## GOAL
Format the lines in the data below as a JSON list of strings, one string per line and no blank lines, covering the stretch from the line containing "- candle-body: [420, 429, 423, 442]" through the line containing "- symbol-title: NEAR", both included.
* Begin WORKING DATA *
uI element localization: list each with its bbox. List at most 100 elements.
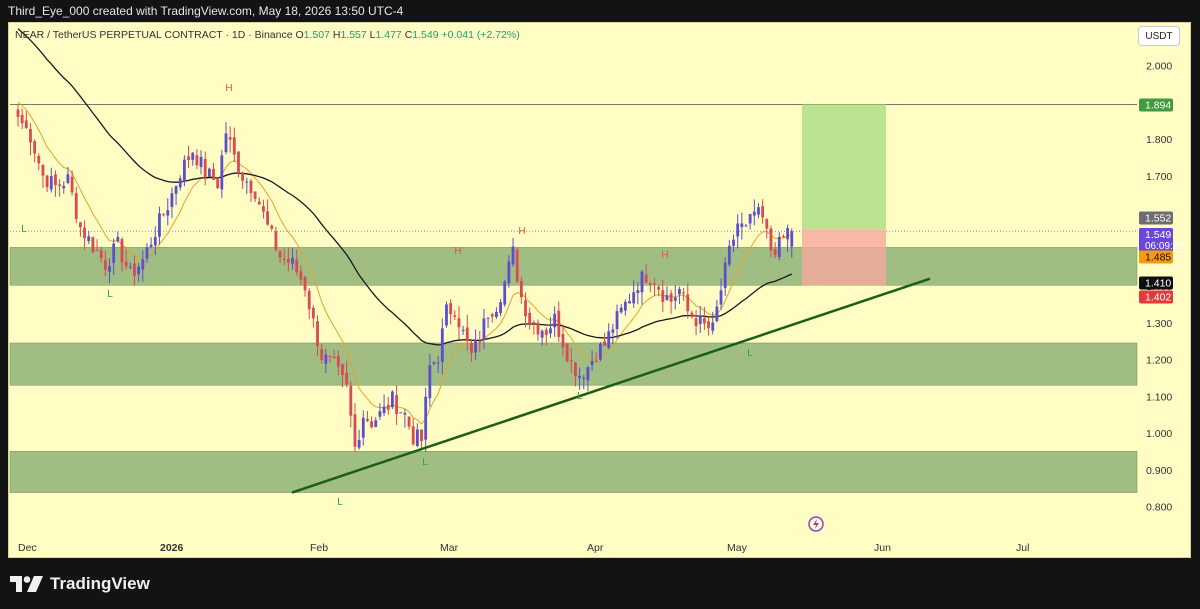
- candle-body: [420, 429, 423, 442]
- candle-body: [673, 297, 677, 301]
- y-axis-tick: 1.100: [1146, 391, 1172, 403]
- candle-body: [54, 174, 57, 186]
- candle-body: [786, 228, 789, 240]
- candle-body: [282, 259, 286, 261]
- candle-body: [183, 159, 186, 182]
- candle-body: [220, 155, 224, 190]
- tradingview-brand: TradingView: [10, 572, 150, 596]
- symbol-title: NEAR / TetherUS PERPETUAL CONTRACT · 1D …: [15, 29, 293, 41]
- ema-slow-line: [17, 28, 793, 346]
- currency-button[interactable]: USDT: [1138, 26, 1180, 46]
- pivot-label-h: H: [454, 246, 461, 257]
- candle-body: [291, 257, 294, 264]
- candle-body: [395, 395, 398, 414]
- close-label: C: [404, 29, 413, 41]
- candle-body: [299, 271, 303, 280]
- price-label: 1.552: [1145, 213, 1171, 225]
- candle-body: [274, 231, 278, 251]
- candle-body: [49, 176, 53, 190]
- candle-body: [33, 141, 37, 154]
- candle-body: [578, 375, 581, 378]
- candle-body: [719, 290, 723, 305]
- candle-body: [711, 322, 715, 331]
- candle-body: [478, 341, 482, 343]
- candle-body: [270, 225, 274, 229]
- candle-body: [382, 406, 386, 414]
- support-zone-0: [9, 247, 1138, 286]
- candle-body: [128, 266, 132, 268]
- candle-body: [137, 266, 141, 275]
- candle-body: [561, 334, 565, 348]
- candle-body: [740, 223, 744, 227]
- candle-body: [83, 227, 86, 239]
- price-label-box: [1139, 276, 1173, 290]
- candle-body: [386, 404, 390, 410]
- candle-body: [295, 259, 299, 273]
- candle-body: [58, 184, 61, 186]
- candle-body: [120, 239, 124, 263]
- candle-body: [99, 250, 103, 259]
- candle-body: [361, 417, 365, 438]
- price-label-box: [1139, 98, 1173, 112]
- y-axis-tick: 0.800: [1146, 502, 1172, 514]
- price-label: 1.410: [1145, 278, 1171, 290]
- candle-body: [153, 236, 157, 246]
- candle-body: [503, 281, 507, 305]
- candle-body: [732, 239, 735, 246]
- candle-body: [757, 207, 760, 215]
- position-stop-area: [802, 230, 886, 286]
- candle-body: [336, 356, 340, 367]
- x-axis-tick: Feb: [310, 542, 328, 554]
- candle-body: [87, 236, 91, 242]
- candle-body: [207, 168, 211, 177]
- price-label-box: [1139, 211, 1173, 225]
- candle-body: [303, 277, 307, 291]
- candle-body: [332, 357, 336, 359]
- candle-body: [178, 178, 182, 188]
- candle-body: [457, 318, 461, 328]
- lightning-bolt-icon: [813, 519, 819, 529]
- support-zone-2: [9, 451, 1138, 493]
- candle-body: [727, 245, 731, 265]
- candle-body: [436, 362, 440, 364]
- y-axis-tick: 1.700: [1146, 171, 1172, 183]
- tradingview-logo-icon: [10, 576, 43, 592]
- candle-body: [511, 246, 515, 265]
- candle-body: [316, 321, 319, 347]
- pivot-label-h: H: [518, 226, 525, 237]
- candle-body: [607, 331, 611, 348]
- candle-body: [399, 412, 403, 414]
- candle-body: [158, 213, 161, 237]
- candle-body: [765, 218, 769, 229]
- candle-body: [228, 137, 232, 140]
- pivot-label-l: L: [107, 289, 113, 300]
- candle-body: [262, 206, 265, 212]
- candle-body: [411, 426, 415, 445]
- brand-name: TradingView: [50, 574, 150, 593]
- candle-body: [170, 193, 174, 207]
- candle-body: [29, 129, 32, 143]
- price-label: 1.402: [1145, 292, 1171, 304]
- candle-body: [690, 312, 694, 317]
- candle-body: [187, 156, 190, 161]
- candle-body: [744, 225, 748, 227]
- candle-body: [723, 262, 727, 289]
- high-value: 1.557: [340, 29, 367, 41]
- y-axis-tick: 1.300: [1146, 318, 1172, 330]
- x-axis-tick: Apr: [587, 542, 604, 554]
- x-axis-tick: Dec: [18, 542, 37, 554]
- price-label: 1.485: [1145, 252, 1171, 264]
- candle-body: [66, 174, 70, 183]
- candle-body: [191, 152, 195, 160]
- candle-body: [474, 339, 477, 353]
- candle-body: [544, 329, 548, 336]
- close-value: 1.549: [412, 29, 439, 41]
- candle-body: [16, 109, 20, 117]
- candle-body: [653, 283, 656, 285]
- candle-body: [445, 304, 448, 326]
- x-axis-tick: Jul: [1016, 542, 1029, 554]
- y-axis-tick: 2.000: [1146, 61, 1172, 73]
- candle-body: [108, 266, 111, 272]
- candle-body: [62, 185, 66, 189]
* End WORKING DATA *
## SOLUTION TO THIS PROBLEM
[
  "- candle-body: [420, 429, 423, 442]",
  "- candle-body: [673, 297, 677, 301]",
  "- y-axis-tick: 1.100: [1146, 391, 1172, 403]",
  "- candle-body: [54, 174, 57, 186]",
  "- candle-body: [786, 228, 789, 240]",
  "- candle-body: [282, 259, 286, 261]",
  "- candle-body: [183, 159, 186, 182]",
  "- candle-body: [220, 155, 224, 190]",
  "- tradingview-brand: TradingView: [10, 572, 150, 596]",
  "- symbol-title: NEAR / TetherUS PERPETUAL CONTRACT · 1D …: [15, 29, 293, 41]"
]